Begin Excerpted records

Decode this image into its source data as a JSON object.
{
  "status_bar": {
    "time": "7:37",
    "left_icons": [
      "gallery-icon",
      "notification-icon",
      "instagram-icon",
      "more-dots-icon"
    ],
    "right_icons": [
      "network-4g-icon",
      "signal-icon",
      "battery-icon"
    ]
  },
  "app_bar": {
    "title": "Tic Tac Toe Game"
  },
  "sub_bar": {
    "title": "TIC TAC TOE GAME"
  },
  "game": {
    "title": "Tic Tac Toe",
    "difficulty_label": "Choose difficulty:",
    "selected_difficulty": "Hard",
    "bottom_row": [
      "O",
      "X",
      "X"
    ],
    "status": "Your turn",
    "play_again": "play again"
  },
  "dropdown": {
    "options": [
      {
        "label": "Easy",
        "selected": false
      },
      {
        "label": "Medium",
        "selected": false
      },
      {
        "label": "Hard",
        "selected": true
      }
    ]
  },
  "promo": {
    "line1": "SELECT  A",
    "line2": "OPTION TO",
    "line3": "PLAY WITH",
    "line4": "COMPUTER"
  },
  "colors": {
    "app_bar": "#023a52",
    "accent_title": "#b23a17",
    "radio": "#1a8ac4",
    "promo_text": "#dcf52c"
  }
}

End Excerpted records

▸ Work to be completed:
Every entry should be printed again exactly as it stands.

▸ Written reply:
Decode this image into its source data as a JSON object.
{
  "status_bar": {
    "time": "7:37",
    "left_icons": [
      "gallery-icon",
      "notification-icon",
      "instagram-icon",
      "more-dots-icon"
    ],
    "right_icons": [
      "network-4g-icon",
      "signal-icon",
      "battery-icon"
    ]
  },
  "app_bar": {
    "title": "Tic Tac Toe Game"
  },
  "sub_bar": {
    "title": "TIC TAC TOE GAME"
  },
  "game": {
    "title": "Tic Tac Toe",
    "difficulty_label": "Choose difficulty:",
    "selected_difficulty": "Hard",
    "bottom_row": [
      "O",
      "X",
      "X"
    ],
    "status": "Your turn",
    "play_again": "play again"
  },
  "dropdown": {
    "options": [
      {
        "label": "Easy",
        "selected": false
      },
      {
        "label": "Medium",
        "selected": false
      },
      {
        "label": "Hard",
        "selected": true
      }
    ]
  },
  "promo": {
    "line1": "SELECT  A",
    "line2": "OPTION TO",
    "line3": "PLAY WITH",
    "line4": "COMPUTER"
  },
  "colors": {
    "app_bar": "#023a52",
    "accent_title": "#b23a17",
    "radio": "#1a8ac4",
    "promo_text": "#dcf52c"
  }
}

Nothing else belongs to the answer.